[[ Text open ]]
Review: The Dry Has the Predictable Pull of a Crime-of-the-Week Procedural

The particulars of the central mystery are mundane, to the point where the film itself doesn’t spend too much time digging into them.

The Dry
Photo: IFC Films

It would be difficult to find a worse candidate for solving the murder-suicide that lies at the heart of Robert Connolly’s The Dry than its hero, federal police officer Aaron Falk (Eric Bana). Not only is he prejudiced about the case because he was once close friends with Luke (Martin Dingle Wall), the initial suspect, but almost everyone in the small town where the killings took place despises Aaron for his connection to a 20-year-old scandal. In reality, this would create a near-impossible barrier for any investigator to overcome. But this is the kind of mystery where a standup cop willing to doggedly bang his head against enough walls can always knock the truth loose, even if he might be a murderer himself.
[[ Text closed ]]
[Task prompt] Transcribe the passage of the review of The Dry from "Review: The Dry" to "digging into them.". None of the records are needed for this work.
[[ Data excerpts open ]]
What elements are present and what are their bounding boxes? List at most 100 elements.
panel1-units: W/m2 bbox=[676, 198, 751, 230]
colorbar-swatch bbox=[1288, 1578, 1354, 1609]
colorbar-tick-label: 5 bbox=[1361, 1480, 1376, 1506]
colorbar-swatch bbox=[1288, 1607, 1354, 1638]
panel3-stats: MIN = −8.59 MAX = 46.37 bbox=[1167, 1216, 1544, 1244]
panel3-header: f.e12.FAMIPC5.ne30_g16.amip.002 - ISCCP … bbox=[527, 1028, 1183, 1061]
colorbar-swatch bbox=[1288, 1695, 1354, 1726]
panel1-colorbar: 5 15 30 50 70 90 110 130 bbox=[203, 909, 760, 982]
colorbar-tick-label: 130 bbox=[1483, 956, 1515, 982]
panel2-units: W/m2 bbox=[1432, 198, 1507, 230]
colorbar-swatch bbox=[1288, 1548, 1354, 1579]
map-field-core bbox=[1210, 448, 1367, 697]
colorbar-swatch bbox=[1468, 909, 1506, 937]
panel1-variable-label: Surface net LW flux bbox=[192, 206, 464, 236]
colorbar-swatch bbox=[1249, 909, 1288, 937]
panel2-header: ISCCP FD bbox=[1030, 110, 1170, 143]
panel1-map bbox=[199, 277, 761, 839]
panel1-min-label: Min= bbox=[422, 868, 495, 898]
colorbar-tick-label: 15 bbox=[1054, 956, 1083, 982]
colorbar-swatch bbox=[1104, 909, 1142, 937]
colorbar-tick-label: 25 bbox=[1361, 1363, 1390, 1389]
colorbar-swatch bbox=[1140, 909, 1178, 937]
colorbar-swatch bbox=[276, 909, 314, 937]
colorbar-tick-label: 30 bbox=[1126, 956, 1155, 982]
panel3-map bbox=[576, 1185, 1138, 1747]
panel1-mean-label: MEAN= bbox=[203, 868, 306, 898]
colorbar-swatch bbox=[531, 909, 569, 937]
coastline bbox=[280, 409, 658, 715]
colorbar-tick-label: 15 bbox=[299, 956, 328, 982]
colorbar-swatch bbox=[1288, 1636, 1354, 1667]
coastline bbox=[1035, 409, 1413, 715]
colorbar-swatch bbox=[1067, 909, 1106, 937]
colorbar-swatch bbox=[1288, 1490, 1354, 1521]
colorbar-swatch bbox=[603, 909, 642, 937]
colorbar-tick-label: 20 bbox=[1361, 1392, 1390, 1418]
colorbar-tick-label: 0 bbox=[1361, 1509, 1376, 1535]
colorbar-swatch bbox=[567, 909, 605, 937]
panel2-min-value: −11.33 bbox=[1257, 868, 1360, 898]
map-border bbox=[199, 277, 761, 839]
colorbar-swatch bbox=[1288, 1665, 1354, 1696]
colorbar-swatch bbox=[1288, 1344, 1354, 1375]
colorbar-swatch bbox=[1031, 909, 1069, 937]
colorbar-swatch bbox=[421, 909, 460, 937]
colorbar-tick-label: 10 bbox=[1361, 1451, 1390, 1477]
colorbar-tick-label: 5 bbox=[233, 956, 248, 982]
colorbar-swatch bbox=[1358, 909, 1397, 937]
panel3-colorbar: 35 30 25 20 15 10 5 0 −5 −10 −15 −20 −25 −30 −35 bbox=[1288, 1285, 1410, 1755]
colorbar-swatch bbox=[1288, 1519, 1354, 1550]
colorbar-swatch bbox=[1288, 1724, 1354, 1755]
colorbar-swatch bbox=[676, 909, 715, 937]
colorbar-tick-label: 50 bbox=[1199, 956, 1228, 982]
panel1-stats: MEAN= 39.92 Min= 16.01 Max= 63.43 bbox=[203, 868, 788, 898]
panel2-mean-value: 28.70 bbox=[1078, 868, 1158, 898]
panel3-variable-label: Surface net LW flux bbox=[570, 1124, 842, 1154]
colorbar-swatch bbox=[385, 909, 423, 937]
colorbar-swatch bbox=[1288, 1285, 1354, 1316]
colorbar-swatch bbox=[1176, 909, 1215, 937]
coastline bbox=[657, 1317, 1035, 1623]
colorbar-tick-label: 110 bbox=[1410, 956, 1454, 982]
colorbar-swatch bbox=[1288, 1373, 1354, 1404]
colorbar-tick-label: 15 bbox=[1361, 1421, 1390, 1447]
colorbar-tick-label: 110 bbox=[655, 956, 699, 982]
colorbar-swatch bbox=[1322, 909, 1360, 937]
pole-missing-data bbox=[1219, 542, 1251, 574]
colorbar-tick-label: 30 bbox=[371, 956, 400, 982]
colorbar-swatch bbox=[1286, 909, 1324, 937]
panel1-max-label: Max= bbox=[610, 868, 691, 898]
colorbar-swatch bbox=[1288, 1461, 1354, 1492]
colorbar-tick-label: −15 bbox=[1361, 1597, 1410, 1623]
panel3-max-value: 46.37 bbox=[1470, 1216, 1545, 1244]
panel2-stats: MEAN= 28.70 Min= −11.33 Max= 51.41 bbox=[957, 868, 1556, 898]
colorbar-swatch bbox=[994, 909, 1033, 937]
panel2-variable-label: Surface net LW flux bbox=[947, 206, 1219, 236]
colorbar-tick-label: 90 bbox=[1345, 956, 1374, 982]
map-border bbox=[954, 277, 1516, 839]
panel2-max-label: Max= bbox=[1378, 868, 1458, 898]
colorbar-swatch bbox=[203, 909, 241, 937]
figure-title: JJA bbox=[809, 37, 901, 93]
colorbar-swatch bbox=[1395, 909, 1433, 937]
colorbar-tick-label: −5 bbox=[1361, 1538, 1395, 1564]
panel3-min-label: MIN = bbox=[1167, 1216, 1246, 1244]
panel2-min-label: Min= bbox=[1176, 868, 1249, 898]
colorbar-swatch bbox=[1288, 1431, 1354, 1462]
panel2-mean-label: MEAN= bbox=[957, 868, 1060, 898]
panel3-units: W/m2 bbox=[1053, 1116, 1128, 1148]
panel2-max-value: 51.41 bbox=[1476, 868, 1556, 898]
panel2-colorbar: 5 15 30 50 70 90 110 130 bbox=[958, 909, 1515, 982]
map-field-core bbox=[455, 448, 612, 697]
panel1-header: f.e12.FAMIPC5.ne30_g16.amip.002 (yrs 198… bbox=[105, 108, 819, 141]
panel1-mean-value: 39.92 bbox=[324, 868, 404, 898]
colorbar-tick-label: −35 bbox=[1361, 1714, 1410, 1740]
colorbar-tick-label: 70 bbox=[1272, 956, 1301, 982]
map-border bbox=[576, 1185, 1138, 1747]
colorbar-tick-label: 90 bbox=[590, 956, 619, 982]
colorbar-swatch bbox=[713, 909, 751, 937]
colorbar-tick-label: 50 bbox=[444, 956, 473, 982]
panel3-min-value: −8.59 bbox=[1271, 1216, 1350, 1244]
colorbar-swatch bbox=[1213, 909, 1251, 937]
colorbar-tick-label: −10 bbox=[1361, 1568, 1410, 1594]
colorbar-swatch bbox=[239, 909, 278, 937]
[[ Data excerpts closed ]]
[Your response]
Review: The Dry Has the Predictable Pull of a Crime-of-the-Week Procedural

The particulars of the central mystery are mundane, to the point where the film itself doesn’t spend too much time digging into them.